**Work to do:**
Lines containing the word "Belleville" are to be located and copied.

◆ ◆ ◆ ◆ ◆

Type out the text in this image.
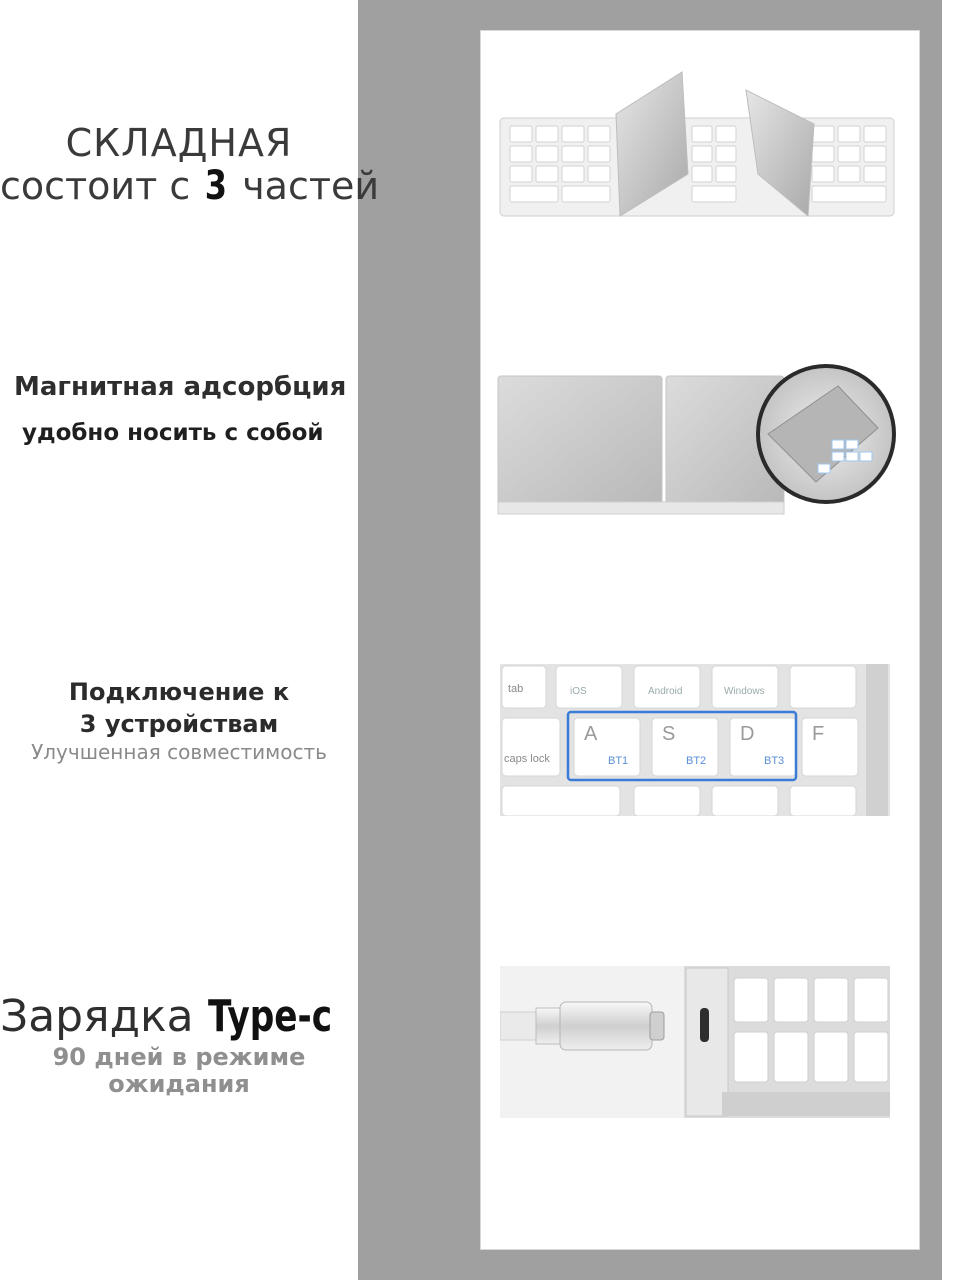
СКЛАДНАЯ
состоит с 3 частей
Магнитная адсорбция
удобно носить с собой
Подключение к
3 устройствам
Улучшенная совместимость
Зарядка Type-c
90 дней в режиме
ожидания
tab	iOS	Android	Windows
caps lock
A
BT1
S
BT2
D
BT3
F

◆ ◆ ◆ ◆ ◆

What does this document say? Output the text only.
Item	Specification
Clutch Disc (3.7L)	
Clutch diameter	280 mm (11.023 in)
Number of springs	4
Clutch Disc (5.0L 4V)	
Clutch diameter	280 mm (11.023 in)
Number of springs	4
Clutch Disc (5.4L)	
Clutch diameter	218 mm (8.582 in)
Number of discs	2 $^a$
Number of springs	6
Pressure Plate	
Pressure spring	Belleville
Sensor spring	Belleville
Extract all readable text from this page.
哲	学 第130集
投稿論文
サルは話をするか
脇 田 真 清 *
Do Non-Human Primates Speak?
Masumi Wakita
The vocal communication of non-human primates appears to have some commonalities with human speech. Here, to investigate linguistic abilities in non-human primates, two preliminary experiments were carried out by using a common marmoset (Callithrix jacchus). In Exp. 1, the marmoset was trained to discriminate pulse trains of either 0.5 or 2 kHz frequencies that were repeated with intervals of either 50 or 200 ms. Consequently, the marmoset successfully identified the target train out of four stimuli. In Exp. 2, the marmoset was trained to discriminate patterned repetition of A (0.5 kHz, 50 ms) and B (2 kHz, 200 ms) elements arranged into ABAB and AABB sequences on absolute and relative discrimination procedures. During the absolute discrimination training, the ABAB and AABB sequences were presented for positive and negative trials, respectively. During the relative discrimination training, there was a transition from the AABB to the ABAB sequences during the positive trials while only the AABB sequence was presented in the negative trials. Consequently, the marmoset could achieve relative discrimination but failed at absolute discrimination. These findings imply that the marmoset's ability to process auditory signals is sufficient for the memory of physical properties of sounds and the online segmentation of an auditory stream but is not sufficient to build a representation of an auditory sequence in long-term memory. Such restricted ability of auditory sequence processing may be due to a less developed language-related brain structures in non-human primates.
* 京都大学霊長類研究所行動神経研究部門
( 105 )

◆ ◆ ◆ ◆ ◆

**Solution to the problem:**
Pressure spring	Belleville
Sensor spring	Belleville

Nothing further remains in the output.